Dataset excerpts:
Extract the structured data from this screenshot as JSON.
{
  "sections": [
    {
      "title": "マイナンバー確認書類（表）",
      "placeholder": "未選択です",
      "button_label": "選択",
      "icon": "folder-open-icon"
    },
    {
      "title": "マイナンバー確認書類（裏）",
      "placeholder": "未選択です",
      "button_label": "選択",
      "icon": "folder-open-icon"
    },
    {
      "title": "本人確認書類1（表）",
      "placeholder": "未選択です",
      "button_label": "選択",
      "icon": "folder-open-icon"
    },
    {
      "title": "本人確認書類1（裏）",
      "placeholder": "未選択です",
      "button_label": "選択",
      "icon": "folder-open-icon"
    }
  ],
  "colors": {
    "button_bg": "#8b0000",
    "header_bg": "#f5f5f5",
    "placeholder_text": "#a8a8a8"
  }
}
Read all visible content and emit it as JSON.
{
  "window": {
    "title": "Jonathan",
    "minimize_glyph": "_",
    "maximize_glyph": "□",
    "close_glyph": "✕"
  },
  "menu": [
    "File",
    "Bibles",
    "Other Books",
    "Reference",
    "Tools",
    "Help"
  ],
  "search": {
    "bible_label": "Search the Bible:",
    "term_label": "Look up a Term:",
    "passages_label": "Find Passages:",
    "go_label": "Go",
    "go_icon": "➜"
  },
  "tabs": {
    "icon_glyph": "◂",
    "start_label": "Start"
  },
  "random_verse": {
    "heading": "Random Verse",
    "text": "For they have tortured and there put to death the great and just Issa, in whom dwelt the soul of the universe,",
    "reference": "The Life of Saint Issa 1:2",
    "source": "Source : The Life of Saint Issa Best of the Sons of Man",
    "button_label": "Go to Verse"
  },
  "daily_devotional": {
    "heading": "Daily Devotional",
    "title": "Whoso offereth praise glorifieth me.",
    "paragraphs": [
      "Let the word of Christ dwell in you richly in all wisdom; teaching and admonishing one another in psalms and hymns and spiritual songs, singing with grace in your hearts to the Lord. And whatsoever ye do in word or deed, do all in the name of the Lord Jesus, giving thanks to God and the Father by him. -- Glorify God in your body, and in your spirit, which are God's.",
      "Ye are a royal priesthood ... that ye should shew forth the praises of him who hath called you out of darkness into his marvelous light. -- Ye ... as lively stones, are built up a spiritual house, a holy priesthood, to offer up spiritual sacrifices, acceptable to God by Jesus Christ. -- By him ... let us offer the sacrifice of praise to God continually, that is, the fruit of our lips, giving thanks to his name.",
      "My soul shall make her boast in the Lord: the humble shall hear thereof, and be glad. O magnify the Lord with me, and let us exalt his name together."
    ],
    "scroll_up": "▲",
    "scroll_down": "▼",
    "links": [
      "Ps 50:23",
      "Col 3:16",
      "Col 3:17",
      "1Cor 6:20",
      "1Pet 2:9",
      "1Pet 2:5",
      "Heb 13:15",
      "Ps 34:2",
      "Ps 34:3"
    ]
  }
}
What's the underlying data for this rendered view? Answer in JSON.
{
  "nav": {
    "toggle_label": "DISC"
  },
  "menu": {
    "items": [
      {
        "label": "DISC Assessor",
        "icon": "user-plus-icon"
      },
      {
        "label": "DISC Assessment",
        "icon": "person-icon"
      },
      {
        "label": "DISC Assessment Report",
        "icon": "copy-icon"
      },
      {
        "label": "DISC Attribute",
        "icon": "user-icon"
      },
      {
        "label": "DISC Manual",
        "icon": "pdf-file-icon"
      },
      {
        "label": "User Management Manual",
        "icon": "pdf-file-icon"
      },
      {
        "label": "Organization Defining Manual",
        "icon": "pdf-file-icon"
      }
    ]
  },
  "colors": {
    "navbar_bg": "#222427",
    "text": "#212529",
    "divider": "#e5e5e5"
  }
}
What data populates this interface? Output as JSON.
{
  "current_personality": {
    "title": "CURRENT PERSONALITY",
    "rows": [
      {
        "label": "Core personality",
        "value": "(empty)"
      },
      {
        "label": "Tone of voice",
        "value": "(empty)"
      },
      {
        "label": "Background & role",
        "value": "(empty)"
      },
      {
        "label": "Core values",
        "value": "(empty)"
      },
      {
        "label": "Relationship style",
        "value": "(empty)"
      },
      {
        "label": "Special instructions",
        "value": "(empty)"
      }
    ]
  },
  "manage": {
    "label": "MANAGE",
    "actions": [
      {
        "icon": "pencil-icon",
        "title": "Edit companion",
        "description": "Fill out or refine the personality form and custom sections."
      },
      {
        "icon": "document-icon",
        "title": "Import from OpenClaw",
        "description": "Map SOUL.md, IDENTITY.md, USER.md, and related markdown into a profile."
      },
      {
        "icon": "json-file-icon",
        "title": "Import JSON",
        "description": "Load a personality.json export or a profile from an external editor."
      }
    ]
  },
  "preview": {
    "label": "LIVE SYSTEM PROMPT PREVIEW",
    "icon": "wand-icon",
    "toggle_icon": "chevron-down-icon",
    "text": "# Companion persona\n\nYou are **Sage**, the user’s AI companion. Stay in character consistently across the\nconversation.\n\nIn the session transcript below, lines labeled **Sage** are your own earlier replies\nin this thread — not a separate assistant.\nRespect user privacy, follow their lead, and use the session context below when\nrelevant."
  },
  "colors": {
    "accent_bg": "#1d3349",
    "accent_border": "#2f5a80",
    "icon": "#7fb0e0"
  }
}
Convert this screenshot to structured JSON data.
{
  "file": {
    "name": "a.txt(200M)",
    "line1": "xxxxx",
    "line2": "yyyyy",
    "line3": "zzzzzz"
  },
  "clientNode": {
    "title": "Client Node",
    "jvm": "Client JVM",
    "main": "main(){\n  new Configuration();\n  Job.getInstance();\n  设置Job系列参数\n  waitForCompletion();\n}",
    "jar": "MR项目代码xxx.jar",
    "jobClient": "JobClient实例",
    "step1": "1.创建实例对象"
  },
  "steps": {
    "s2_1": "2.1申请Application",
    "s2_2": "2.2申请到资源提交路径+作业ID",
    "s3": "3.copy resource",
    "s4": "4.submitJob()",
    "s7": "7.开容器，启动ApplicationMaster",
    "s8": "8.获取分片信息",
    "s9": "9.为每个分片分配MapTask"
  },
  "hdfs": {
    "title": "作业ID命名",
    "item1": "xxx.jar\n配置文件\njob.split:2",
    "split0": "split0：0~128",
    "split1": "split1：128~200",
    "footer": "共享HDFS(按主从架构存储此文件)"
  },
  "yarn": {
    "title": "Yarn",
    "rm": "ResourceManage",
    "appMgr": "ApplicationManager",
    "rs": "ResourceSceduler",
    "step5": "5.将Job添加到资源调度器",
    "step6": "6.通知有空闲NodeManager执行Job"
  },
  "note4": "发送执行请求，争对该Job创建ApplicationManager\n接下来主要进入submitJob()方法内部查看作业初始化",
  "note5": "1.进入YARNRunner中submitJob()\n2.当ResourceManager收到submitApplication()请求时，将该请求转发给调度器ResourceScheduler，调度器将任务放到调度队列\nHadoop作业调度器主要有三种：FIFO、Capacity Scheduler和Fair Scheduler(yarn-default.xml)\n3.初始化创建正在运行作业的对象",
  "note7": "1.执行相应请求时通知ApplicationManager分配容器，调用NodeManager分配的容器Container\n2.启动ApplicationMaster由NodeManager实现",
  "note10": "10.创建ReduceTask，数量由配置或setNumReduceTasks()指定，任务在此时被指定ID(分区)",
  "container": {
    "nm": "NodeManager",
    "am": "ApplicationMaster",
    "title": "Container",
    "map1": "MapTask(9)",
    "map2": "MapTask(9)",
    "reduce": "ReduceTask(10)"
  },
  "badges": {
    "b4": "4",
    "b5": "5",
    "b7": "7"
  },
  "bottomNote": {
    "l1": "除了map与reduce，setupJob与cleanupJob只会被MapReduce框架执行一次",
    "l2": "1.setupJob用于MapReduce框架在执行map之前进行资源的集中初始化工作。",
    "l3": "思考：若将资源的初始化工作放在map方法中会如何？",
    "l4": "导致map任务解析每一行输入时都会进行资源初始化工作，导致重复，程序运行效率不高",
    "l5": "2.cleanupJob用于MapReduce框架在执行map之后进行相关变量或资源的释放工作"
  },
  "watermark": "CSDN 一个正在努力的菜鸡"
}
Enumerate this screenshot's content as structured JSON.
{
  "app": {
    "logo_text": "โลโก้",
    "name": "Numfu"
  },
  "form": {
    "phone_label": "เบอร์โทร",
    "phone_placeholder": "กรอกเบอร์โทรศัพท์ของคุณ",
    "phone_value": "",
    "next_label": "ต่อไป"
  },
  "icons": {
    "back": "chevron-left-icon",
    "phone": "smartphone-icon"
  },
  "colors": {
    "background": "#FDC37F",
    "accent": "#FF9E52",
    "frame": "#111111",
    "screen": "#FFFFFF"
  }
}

• _Directions_
Give back exactly the lines from the line containing "Enumerate this screenshot's" to the end of the entries, and no other lines.

• _Exercise answer_
Enumerate this screenshot's content as structured JSON.
{
  "app": {
    "logo_text": "โลโก้",
    "name": "Numfu"
  },
  "form": {
    "phone_label": "เบอร์โทร",
    "phone_placeholder": "กรอกเบอร์โทรศัพท์ของคุณ",
    "phone_value": "",
    "next_label": "ต่อไป"
  },
  "icons": {
    "back": "chevron-left-icon",
    "phone": "smartphone-icon"
  },
  "colors": {
    "background": "#FDC37F",
    "accent": "#FF9E52",
    "frame": "#111111",
    "screen": "#FFFFFF"
  }
}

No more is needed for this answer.